Data extracted from a collection
-*-

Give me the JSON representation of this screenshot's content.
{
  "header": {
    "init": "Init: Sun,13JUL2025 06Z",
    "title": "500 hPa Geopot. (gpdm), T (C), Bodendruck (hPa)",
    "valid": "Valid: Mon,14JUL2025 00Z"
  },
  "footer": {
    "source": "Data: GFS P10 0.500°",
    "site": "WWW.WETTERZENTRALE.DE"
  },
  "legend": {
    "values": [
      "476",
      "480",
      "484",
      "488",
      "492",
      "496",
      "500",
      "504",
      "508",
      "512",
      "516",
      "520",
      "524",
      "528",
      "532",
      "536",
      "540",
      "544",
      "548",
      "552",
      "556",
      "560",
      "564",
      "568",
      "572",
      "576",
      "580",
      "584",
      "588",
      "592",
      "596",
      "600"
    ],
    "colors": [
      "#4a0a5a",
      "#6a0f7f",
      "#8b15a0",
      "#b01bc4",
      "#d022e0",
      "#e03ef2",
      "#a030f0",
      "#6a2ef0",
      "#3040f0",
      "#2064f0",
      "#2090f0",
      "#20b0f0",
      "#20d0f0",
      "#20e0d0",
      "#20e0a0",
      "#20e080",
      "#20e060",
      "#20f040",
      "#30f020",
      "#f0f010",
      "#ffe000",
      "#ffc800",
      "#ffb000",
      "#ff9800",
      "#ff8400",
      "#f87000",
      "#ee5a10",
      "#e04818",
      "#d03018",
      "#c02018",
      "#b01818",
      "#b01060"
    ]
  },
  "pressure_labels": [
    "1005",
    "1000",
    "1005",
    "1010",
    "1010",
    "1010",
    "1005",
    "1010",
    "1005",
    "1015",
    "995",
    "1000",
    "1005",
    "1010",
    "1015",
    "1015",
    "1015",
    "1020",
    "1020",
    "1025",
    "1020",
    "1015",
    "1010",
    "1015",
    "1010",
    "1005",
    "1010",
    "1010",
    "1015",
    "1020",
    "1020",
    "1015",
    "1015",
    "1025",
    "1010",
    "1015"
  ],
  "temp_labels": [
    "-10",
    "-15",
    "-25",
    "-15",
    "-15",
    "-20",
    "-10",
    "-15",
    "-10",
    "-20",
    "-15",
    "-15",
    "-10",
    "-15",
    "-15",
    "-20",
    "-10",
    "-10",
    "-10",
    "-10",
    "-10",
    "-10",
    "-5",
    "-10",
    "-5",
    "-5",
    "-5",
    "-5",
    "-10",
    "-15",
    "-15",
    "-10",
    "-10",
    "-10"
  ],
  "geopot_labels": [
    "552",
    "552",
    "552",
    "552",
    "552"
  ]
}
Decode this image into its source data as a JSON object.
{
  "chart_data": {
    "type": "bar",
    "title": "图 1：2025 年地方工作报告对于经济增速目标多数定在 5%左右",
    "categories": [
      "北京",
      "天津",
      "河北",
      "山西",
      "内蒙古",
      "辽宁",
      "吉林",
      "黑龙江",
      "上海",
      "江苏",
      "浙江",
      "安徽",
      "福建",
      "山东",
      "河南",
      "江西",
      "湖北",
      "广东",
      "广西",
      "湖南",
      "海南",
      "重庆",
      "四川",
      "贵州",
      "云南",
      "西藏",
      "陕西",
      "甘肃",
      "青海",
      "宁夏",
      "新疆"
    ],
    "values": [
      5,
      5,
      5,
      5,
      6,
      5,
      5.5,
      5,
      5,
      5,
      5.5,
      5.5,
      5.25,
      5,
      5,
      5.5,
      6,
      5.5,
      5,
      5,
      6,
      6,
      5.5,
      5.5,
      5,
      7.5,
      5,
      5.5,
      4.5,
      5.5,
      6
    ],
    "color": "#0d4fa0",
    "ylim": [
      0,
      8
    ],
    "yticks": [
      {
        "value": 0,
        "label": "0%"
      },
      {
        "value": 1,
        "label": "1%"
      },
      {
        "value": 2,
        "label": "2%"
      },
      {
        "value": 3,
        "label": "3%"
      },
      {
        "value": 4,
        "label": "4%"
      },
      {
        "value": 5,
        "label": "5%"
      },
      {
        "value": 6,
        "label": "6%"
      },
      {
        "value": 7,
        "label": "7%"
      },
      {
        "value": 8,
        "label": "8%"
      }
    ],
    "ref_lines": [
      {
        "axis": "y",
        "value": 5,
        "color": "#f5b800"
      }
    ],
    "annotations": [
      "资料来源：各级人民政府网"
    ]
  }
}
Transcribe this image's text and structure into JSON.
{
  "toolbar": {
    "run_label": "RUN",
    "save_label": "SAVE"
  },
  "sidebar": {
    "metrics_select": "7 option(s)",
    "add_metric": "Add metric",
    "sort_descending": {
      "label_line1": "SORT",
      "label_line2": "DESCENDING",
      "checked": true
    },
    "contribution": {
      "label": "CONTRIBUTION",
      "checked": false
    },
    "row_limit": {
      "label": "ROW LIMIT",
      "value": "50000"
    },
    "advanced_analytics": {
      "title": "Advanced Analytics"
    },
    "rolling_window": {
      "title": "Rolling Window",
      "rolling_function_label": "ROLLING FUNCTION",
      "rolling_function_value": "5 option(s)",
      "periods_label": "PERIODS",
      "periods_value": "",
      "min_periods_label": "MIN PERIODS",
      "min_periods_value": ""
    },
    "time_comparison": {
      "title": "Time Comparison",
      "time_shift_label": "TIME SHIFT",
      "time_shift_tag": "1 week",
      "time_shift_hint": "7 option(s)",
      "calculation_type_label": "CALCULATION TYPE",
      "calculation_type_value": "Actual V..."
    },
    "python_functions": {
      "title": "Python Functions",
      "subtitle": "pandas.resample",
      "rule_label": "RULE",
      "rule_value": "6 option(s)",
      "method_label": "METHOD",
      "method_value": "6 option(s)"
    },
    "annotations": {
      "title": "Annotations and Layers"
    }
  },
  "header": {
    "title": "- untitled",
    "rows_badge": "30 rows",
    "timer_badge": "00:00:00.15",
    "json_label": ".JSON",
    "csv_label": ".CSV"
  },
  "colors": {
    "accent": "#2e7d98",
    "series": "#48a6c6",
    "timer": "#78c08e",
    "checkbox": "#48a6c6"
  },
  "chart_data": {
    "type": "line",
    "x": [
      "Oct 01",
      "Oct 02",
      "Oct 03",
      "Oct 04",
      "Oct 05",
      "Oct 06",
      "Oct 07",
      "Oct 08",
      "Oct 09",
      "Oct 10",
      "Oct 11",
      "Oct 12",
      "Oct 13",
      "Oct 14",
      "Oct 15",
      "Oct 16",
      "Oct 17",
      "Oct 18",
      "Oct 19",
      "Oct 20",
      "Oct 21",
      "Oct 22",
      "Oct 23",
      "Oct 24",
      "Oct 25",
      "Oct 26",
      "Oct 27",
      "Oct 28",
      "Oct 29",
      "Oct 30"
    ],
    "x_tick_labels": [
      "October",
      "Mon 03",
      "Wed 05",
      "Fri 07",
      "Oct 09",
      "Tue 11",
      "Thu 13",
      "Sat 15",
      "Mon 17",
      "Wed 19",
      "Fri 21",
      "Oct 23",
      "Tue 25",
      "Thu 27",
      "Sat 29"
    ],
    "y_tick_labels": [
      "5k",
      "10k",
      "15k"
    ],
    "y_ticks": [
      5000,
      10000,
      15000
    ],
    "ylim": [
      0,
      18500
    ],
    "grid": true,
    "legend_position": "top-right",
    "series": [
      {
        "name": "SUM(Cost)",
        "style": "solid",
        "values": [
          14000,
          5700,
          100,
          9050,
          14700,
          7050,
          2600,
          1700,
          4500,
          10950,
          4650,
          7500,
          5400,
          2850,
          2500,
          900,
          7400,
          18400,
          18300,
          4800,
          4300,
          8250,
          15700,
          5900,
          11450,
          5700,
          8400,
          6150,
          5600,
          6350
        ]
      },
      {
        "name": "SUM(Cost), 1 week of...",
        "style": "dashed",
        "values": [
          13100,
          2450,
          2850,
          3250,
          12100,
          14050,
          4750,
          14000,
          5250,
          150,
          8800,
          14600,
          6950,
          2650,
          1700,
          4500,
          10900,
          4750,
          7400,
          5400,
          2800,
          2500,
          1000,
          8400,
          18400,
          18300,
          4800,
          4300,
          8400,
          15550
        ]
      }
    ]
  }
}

-*-

- [TASK PROMPT]: Your answer should be a single number: the count of lines in the data that include the word "image".

- [THE OUTPUT]: 2